# [Problem details]
Quote all entries exactly, leaving pictures aside.

# [Provided data]

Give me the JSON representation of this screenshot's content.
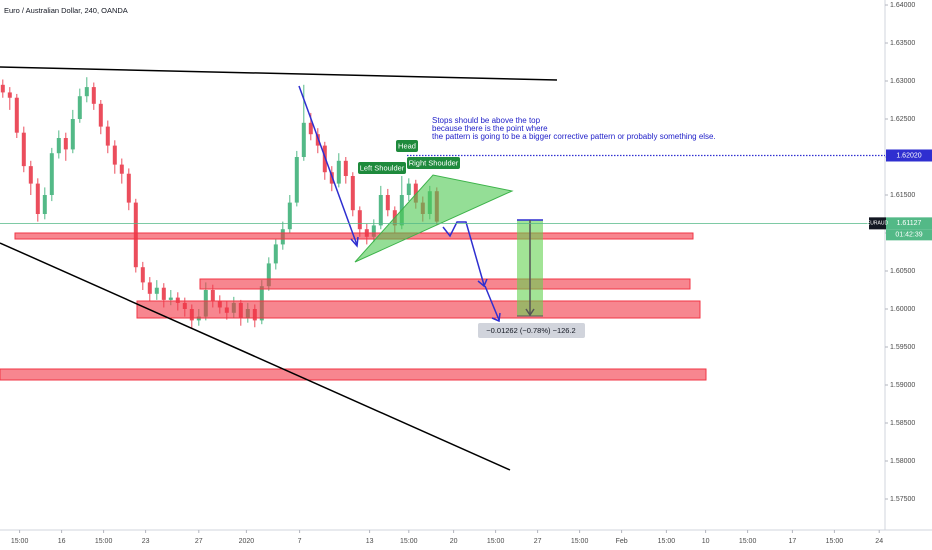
{
  "chart_data": {
    "type": "candlestick",
    "title": "Euro / Australian Dollar, 240, OANDA",
    "symbol": "EURAUD",
    "countdown": "01:42:39",
    "up_color": "#53b987",
    "down_color": "#eb4d5c",
    "x": [
      1,
      3.5,
      6,
      8.5,
      11,
      13.5,
      16,
      18.5,
      21,
      23.5,
      26,
      28.5,
      31,
      33.5,
      36,
      38.5,
      41,
      43.5,
      46,
      48.5,
      51,
      53.5,
      56,
      58.5,
      61,
      63.5,
      66,
      68.5,
      71,
      73.5,
      76,
      78.5,
      81,
      83.5,
      86,
      88.5,
      91,
      93.5,
      96,
      98.5,
      101,
      103.5,
      106,
      108.5,
      111,
      113.5,
      116,
      118.5,
      121,
      123.5,
      126,
      128.5,
      131,
      133.5,
      136,
      138.5,
      141,
      143.5,
      146,
      148.5,
      151,
      153.5,
      156
    ],
    "open": [
      1.6295,
      1.6285,
      1.6278,
      1.6232,
      1.6188,
      1.6165,
      1.6125,
      1.615,
      1.6205,
      1.6225,
      1.621,
      1.625,
      1.628,
      1.6292,
      1.627,
      1.624,
      1.6215,
      1.619,
      1.6178,
      1.614,
      1.6055,
      1.6035,
      1.602,
      1.6028,
      1.6012,
      1.6015,
      1.6008,
      1.6,
      1.5985,
      1.599,
      1.6025,
      1.601,
      1.6002,
      1.5995,
      1.6008,
      1.5988,
      1.6,
      1.5985,
      1.603,
      1.606,
      1.6085,
      1.6105,
      1.614,
      1.62,
      1.6245,
      1.623,
      1.6215,
      1.618,
      1.6165,
      1.6195,
      1.6175,
      1.613,
      1.6105,
      1.6095,
      1.611,
      1.615,
      1.613,
      1.611,
      1.615,
      1.6165,
      1.614,
      1.6125,
      1.6155
    ],
    "high": [
      1.6302,
      1.6292,
      1.6283,
      1.624,
      1.6195,
      1.6172,
      1.616,
      1.6212,
      1.6235,
      1.6232,
      1.6262,
      1.629,
      1.6305,
      1.6298,
      1.6275,
      1.6248,
      1.6222,
      1.6198,
      1.6185,
      1.6145,
      1.6062,
      1.6042,
      1.6038,
      1.6034,
      1.6025,
      1.6022,
      1.6015,
      1.6006,
      1.6,
      1.6035,
      1.6032,
      1.6018,
      1.601,
      1.6016,
      1.6012,
      1.6008,
      1.6006,
      1.6038,
      1.6068,
      1.6092,
      1.6115,
      1.615,
      1.6208,
      1.6295,
      1.6258,
      1.6238,
      1.622,
      1.6188,
      1.6205,
      1.62,
      1.618,
      1.6135,
      1.6112,
      1.6118,
      1.6162,
      1.6158,
      1.6135,
      1.6175,
      1.6172,
      1.617,
      1.6148,
      1.6162,
      1.616
    ],
    "low": [
      1.6278,
      1.6262,
      1.6225,
      1.618,
      1.615,
      1.6115,
      1.6118,
      1.6142,
      1.6198,
      1.6195,
      1.6205,
      1.6245,
      1.6272,
      1.6262,
      1.623,
      1.6205,
      1.6178,
      1.6165,
      1.613,
      1.6048,
      1.6025,
      1.601,
      1.6012,
      1.6002,
      1.6005,
      1.5998,
      1.599,
      1.5975,
      1.5978,
      1.5985,
      1.6002,
      1.5994,
      1.5986,
      1.5988,
      1.5978,
      1.5982,
      1.5976,
      1.598,
      1.6024,
      1.6052,
      1.6078,
      1.61,
      1.6135,
      1.6195,
      1.6222,
      1.6205,
      1.617,
      1.6155,
      1.616,
      1.6165,
      1.6122,
      1.6095,
      1.6085,
      1.6088,
      1.6105,
      1.6122,
      1.61,
      1.6105,
      1.6142,
      1.6132,
      1.6115,
      1.6118,
      1.611
    ],
    "close": [
      1.6285,
      1.6278,
      1.6232,
      1.6188,
      1.6165,
      1.6125,
      1.615,
      1.6205,
      1.6225,
      1.621,
      1.625,
      1.628,
      1.6292,
      1.627,
      1.624,
      1.6215,
      1.619,
      1.6178,
      1.614,
      1.6055,
      1.6035,
      1.602,
      1.6028,
      1.6012,
      1.6015,
      1.6008,
      1.6,
      1.5985,
      1.599,
      1.6025,
      1.601,
      1.6002,
      1.5995,
      1.6008,
      1.5988,
      1.6,
      1.5985,
      1.603,
      1.606,
      1.6085,
      1.6105,
      1.614,
      1.62,
      1.6245,
      1.623,
      1.6215,
      1.618,
      1.6165,
      1.6195,
      1.6175,
      1.613,
      1.6105,
      1.6095,
      1.611,
      1.615,
      1.613,
      1.611,
      1.615,
      1.6165,
      1.614,
      1.6125,
      1.6155,
      1.6115
    ],
    "xlim": [
      0,
      316.07
    ],
    "xticks": [
      {
        "value": 7,
        "label": "15:00"
      },
      {
        "value": 22,
        "label": "16"
      },
      {
        "value": 37,
        "label": "15:00"
      },
      {
        "value": 52,
        "label": "23"
      },
      {
        "value": 71,
        "label": "27"
      },
      {
        "value": 88,
        "label": "2020"
      },
      {
        "value": 107,
        "label": "7"
      },
      {
        "value": 132,
        "label": "13"
      },
      {
        "value": 146,
        "label": "15:00"
      },
      {
        "value": 162,
        "label": "20"
      },
      {
        "value": 177,
        "label": "15:00"
      },
      {
        "value": 192,
        "label": "27"
      },
      {
        "value": 207,
        "label": "15:00"
      },
      {
        "value": 222,
        "label": "Feb"
      },
      {
        "value": 238,
        "label": "15:00"
      },
      {
        "value": 252,
        "label": "10"
      },
      {
        "value": 267,
        "label": "15:00"
      },
      {
        "value": 283,
        "label": "17"
      },
      {
        "value": 298,
        "label": "15:00"
      },
      {
        "value": 314,
        "label": "24"
      }
    ],
    "ylim": [
      1.57092,
      1.64066
    ],
    "yticks": [
      {
        "value": 1.575,
        "label": "1.57500"
      },
      {
        "value": 1.58,
        "label": "1.58000"
      },
      {
        "value": 1.585,
        "label": "1.58500"
      },
      {
        "value": 1.59,
        "label": "1.59000"
      },
      {
        "value": 1.595,
        "label": "1.59500"
      },
      {
        "value": 1.6,
        "label": "1.60000"
      },
      {
        "value": 1.605,
        "label": "1.60500"
      },
      {
        "value": 1.61,
        "label": "1.61000"
      },
      {
        "value": 1.615,
        "label": "1.61500"
      },
      {
        "value": 1.62,
        "label": "1.62000"
      },
      {
        "value": 1.625,
        "label": "1.62500"
      },
      {
        "value": 1.63,
        "label": "1.63000"
      },
      {
        "value": 1.635,
        "label": "1.63500"
      },
      {
        "value": 1.64,
        "label": "1.64000"
      }
    ],
    "price_lines": [
      {
        "value": 1.6202,
        "label": "1.62020",
        "color": "#2f2fd0",
        "style": "dotted"
      },
      {
        "value": 1.61127,
        "label": "1.61127",
        "color": "#53b987",
        "style": "solid"
      }
    ],
    "annotations": {
      "note": [
        "Stops should be above the top",
        "because there is the point where",
        "the pattern is going to be a bigger corrective pattern or probably something else."
      ],
      "head": "Head",
      "left_shoulder": "Left Shoulder",
      "right_shoulder": "Right Shoulder",
      "measure": "−0.01262 (−0.78%) −126.2"
    }
  }
}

# [Solution to this task]
Give me the JSON representation of this screenshot's content.
{
  "chart_data": {
    "type": "candlestick",
    "title": "Euro / Australian Dollar, 240, OANDA",
    "symbol": "EURAUD",
    "countdown": "01:42:39",
    "up_color": "#53b987",
    "down_color": "#eb4d5c",
    "x": [
      1,
      3.5,
      6,
      8.5,
      11,
      13.5,
      16,
      18.5,
      21,
      23.5,
      26,
      28.5,
      31,
      33.5,
      36,
      38.5,
      41,
      43.5,
      46,
      48.5,
      51,
      53.5,
      56,
      58.5,
      61,
      63.5,
      66,
      68.5,
      71,
      73.5,
      76,
      78.5,
      81,
      83.5,
      86,
      88.5,
      91,
      93.5,
      96,
      98.5,
      101,
      103.5,
      106,
      108.5,
      111,
      113.5,
      116,
      118.5,
      121,
      123.5,
      126,
      128.5,
      131,
      133.5,
      136,
      138.5,
      141,
      143.5,
      146,
      148.5,
      151,
      153.5,
      156
    ],
    "open": [
      1.6295,
      1.6285,
      1.6278,
      1.6232,
      1.6188,
      1.6165,
      1.6125,
      1.615,
      1.6205,
      1.6225,
      1.621,
      1.625,
      1.628,
      1.6292,
      1.627,
      1.624,
      1.6215,
      1.619,
      1.6178,
      1.614,
      1.6055,
      1.6035,
      1.602,
      1.6028,
      1.6012,
      1.6015,
      1.6008,
      1.6,
      1.5985,
      1.599,
      1.6025,
      1.601,
      1.6002,
      1.5995,
      1.6008,
      1.5988,
      1.6,
      1.5985,
      1.603,
      1.606,
      1.6085,
      1.6105,
      1.614,
      1.62,
      1.6245,
      1.623,
      1.6215,
      1.618,
      1.6165,
      1.6195,
      1.6175,
      1.613,
      1.6105,
      1.6095,
      1.611,
      1.615,
      1.613,
      1.611,
      1.615,
      1.6165,
      1.614,
      1.6125,
      1.6155
    ],
    "high": [
      1.6302,
      1.6292,
      1.6283,
      1.624,
      1.6195,
      1.6172,
      1.616,
      1.6212,
      1.6235,
      1.6232,
      1.6262,
      1.629,
      1.6305,
      1.6298,
      1.6275,
      1.6248,
      1.6222,
      1.6198,
      1.6185,
      1.6145,
      1.6062,
      1.6042,
      1.6038,
      1.6034,
      1.6025,
      1.6022,
      1.6015,
      1.6006,
      1.6,
      1.6035,
      1.6032,
      1.6018,
      1.601,
      1.6016,
      1.6012,
      1.6008,
      1.6006,
      1.6038,
      1.6068,
      1.6092,
      1.6115,
      1.615,
      1.6208,
      1.6295,
      1.6258,
      1.6238,
      1.622,
      1.6188,
      1.6205,
      1.62,
      1.618,
      1.6135,
      1.6112,
      1.6118,
      1.6162,
      1.6158,
      1.6135,
      1.6175,
      1.6172,
      1.617,
      1.6148,
      1.6162,
      1.616
    ],
    "low": [
      1.6278,
      1.6262,
      1.6225,
      1.618,
      1.615,
      1.6115,
      1.6118,
      1.6142,
      1.6198,
      1.6195,
      1.6205,
      1.6245,
      1.6272,
      1.6262,
      1.623,
      1.6205,
      1.6178,
      1.6165,
      1.613,
      1.6048,
      1.6025,
      1.601,
      1.6012,
      1.6002,
      1.6005,
      1.5998,
      1.599,
      1.5975,
      1.5978,
      1.5985,
      1.6002,
      1.5994,
      1.5986,
      1.5988,
      1.5978,
      1.5982,
      1.5976,
      1.598,
      1.6024,
      1.6052,
      1.6078,
      1.61,
      1.6135,
      1.6195,
      1.6222,
      1.6205,
      1.617,
      1.6155,
      1.616,
      1.6165,
      1.6122,
      1.6095,
      1.6085,
      1.6088,
      1.6105,
      1.6122,
      1.61,
      1.6105,
      1.6142,
      1.6132,
      1.6115,
      1.6118,
      1.611
    ],
    "close": [
      1.6285,
      1.6278,
      1.6232,
      1.6188,
      1.6165,
      1.6125,
      1.615,
      1.6205,
      1.6225,
      1.621,
      1.625,
      1.628,
      1.6292,
      1.627,
      1.624,
      1.6215,
      1.619,
      1.6178,
      1.614,
      1.6055,
      1.6035,
      1.602,
      1.6028,
      1.6012,
      1.6015,
      1.6008,
      1.6,
      1.5985,
      1.599,
      1.6025,
      1.601,
      1.6002,
      1.5995,
      1.6008,
      1.5988,
      1.6,
      1.5985,
      1.603,
      1.606,
      1.6085,
      1.6105,
      1.614,
      1.62,
      1.6245,
      1.623,
      1.6215,
      1.618,
      1.6165,
      1.6195,
      1.6175,
      1.613,
      1.6105,
      1.6095,
      1.611,
      1.615,
      1.613,
      1.611,
      1.615,
      1.6165,
      1.614,
      1.6125,
      1.6155,
      1.6115
    ],
    "xlim": [
      0,
      316.07
    ],
    "xticks": [
      {
        "value": 7,
        "label": "15:00"
      },
      {
        "value": 22,
        "label": "16"
      },
      {
        "value": 37,
        "label": "15:00"
      },
      {
        "value": 52,
        "label": "23"
      },
      {
        "value": 71,
        "label": "27"
      },
      {
        "value": 88,
        "label": "2020"
      },
      {
        "value": 107,
        "label": "7"
      },
      {
        "value": 132,
        "label": "13"
      },
      {
        "value": 146,
        "label": "15:00"
      },
      {
        "value": 162,
        "label": "20"
      },
      {
        "value": 177,
        "label": "15:00"
      },
      {
        "value": 192,
        "label": "27"
      },
      {
        "value": 207,
        "label": "15:00"
      },
      {
        "value": 222,
        "label": "Feb"
      },
      {
        "value": 238,
        "label": "15:00"
      },
      {
        "value": 252,
        "label": "10"
      },
      {
        "value": 267,
        "label": "15:00"
      },
      {
        "value": 283,
        "label": "17"
      },
      {
        "value": 298,
        "label": "15:00"
      },
      {
        "value": 314,
        "label": "24"
      }
    ],
    "ylim": [
      1.57092,
      1.64066
    ],
    "yticks": [
      {
        "value": 1.575,
        "label": "1.57500"
      },
      {
        "value": 1.58,
        "label": "1.58000"
      },
      {
        "value": 1.585,
        "label": "1.58500"
      },
      {
        "value": 1.59,
        "label": "1.59000"
      },
      {
        "value": 1.595,
        "label": "1.59500"
      },
      {
        "value": 1.6,
        "label": "1.60000"
      },
      {
        "value": 1.605,
        "label": "1.60500"
      },
      {
        "value": 1.61,
        "label": "1.61000"
      },
      {
        "value": 1.615,
        "label": "1.61500"
      },
      {
        "value": 1.62,
        "label": "1.62000"
      },
      {
        "value": 1.625,
        "label": "1.62500"
      },
      {
        "value": 1.63,
        "label": "1.63000"
      },
      {
        "value": 1.635,
        "label": "1.63500"
      },
      {
        "value": 1.64,
        "label": "1.64000"
      }
    ],
    "price_lines": [
      {
        "value": 1.6202,
        "label": "1.62020",
        "color": "#2f2fd0",
        "style": "dotted"
      },
      {
        "value": 1.61127,
        "label": "1.61127",
        "color": "#53b987",
        "style": "solid"
      }
    ],
    "annotations": {
      "note": [
        "Stops should be above the top",
        "because there is the point where",
        "the pattern is going to be a bigger corrective pattern or probably something else."
      ],
      "head": "Head",
      "left_shoulder": "Left Shoulder",
      "right_shoulder": "Right Shoulder",
      "measure": "−0.01262 (−0.78%) −126.2"
    }
  }
}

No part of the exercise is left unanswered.